Begin Entries shown

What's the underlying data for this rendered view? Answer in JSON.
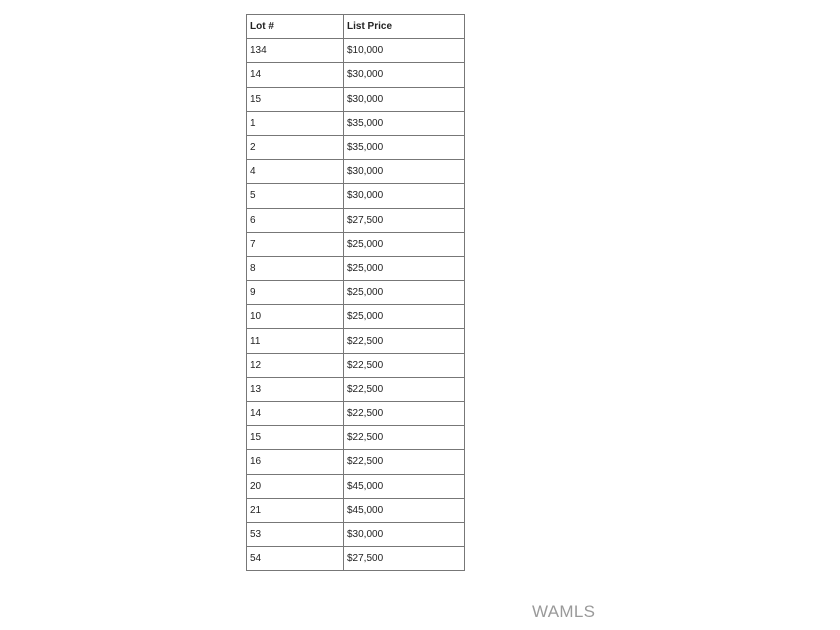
{
  "table": {
    "headers": [
      "Lot #",
      "List Price"
    ],
    "rows": [
      [
        "134",
        "$10,000"
      ],
      [
        "14",
        "$30,000"
      ],
      [
        "15",
        "$30,000"
      ],
      [
        "1",
        "$35,000"
      ],
      [
        "2",
        "$35,000"
      ],
      [
        "4",
        "$30,000"
      ],
      [
        "5",
        "$30,000"
      ],
      [
        "6",
        "$27,500"
      ],
      [
        "7",
        "$25,000"
      ],
      [
        "8",
        "$25,000"
      ],
      [
        "9",
        "$25,000"
      ],
      [
        "10",
        "$25,000"
      ],
      [
        "11",
        "$22,500"
      ],
      [
        "12",
        "$22,500"
      ],
      [
        "13",
        "$22,500"
      ],
      [
        "14",
        "$22,500"
      ],
      [
        "15",
        "$22,500"
      ],
      [
        "16",
        "$22,500"
      ],
      [
        "20",
        "$45,000"
      ],
      [
        "21",
        "$45,000"
      ],
      [
        "53",
        "$30,000"
      ],
      [
        "54",
        "$27,500"
      ]
    ]
  },
  "watermark": "WAMLS"
}
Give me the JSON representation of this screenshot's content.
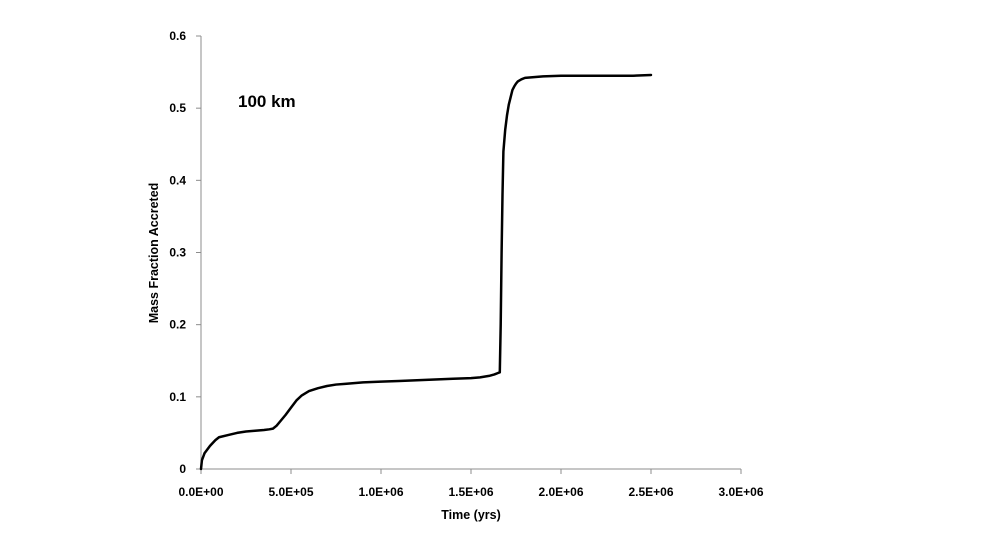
{
  "chart_data": {
    "type": "line",
    "xlabel": "Time (yrs)",
    "ylabel": "Mass Fraction Accreted",
    "annotation": "100 km",
    "xlim": [
      0,
      3000000
    ],
    "ylim": [
      0,
      0.6
    ],
    "x_ticks": [
      0,
      500000,
      1000000,
      1500000,
      2000000,
      2500000,
      3000000
    ],
    "x_tick_labels": [
      "0.0E+00",
      "5.0E+05",
      "1.0E+06",
      "1.5E+06",
      "2.0E+06",
      "2.5E+06",
      "3.0E+06"
    ],
    "y_ticks": [
      0,
      0.1,
      0.2,
      0.3,
      0.4,
      0.5,
      0.6
    ],
    "y_tick_labels": [
      "0",
      "0.1",
      "0.2",
      "0.3",
      "0.4",
      "0.5",
      "0.6"
    ],
    "grid": false,
    "series": [
      {
        "color": "#000000",
        "x": [
          0,
          5000,
          20000,
          50000,
          80000,
          100000,
          150000,
          200000,
          250000,
          300000,
          350000,
          380000,
          400000,
          420000,
          440000,
          470000,
          500000,
          530000,
          560000,
          600000,
          650000,
          700000,
          750000,
          800000,
          900000,
          1000000,
          1100000,
          1200000,
          1300000,
          1400000,
          1500000,
          1550000,
          1600000,
          1630000,
          1650000,
          1660000,
          1665000,
          1670000,
          1675000,
          1680000,
          1690000,
          1700000,
          1710000,
          1720000,
          1730000,
          1740000,
          1750000,
          1760000,
          1780000,
          1800000,
          1850000,
          1900000,
          2000000,
          2100000,
          2200000,
          2300000,
          2400000,
          2500000
        ],
        "y": [
          0,
          0.012,
          0.022,
          0.032,
          0.04,
          0.044,
          0.047,
          0.05,
          0.052,
          0.053,
          0.054,
          0.055,
          0.056,
          0.06,
          0.066,
          0.075,
          0.085,
          0.095,
          0.102,
          0.108,
          0.112,
          0.115,
          0.117,
          0.118,
          0.12,
          0.121,
          0.122,
          0.123,
          0.124,
          0.125,
          0.126,
          0.127,
          0.129,
          0.131,
          0.133,
          0.134,
          0.2,
          0.3,
          0.38,
          0.44,
          0.47,
          0.49,
          0.505,
          0.515,
          0.525,
          0.53,
          0.534,
          0.537,
          0.54,
          0.542,
          0.543,
          0.544,
          0.545,
          0.545,
          0.545,
          0.545,
          0.545,
          0.546
        ]
      }
    ]
  }
}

End Entries shown

Go through the material and select each line with the string "JSON" in it.

What's the underlying data for this rendered view? Answer in JSON.
Give me the JSON representation of this screenshot's content.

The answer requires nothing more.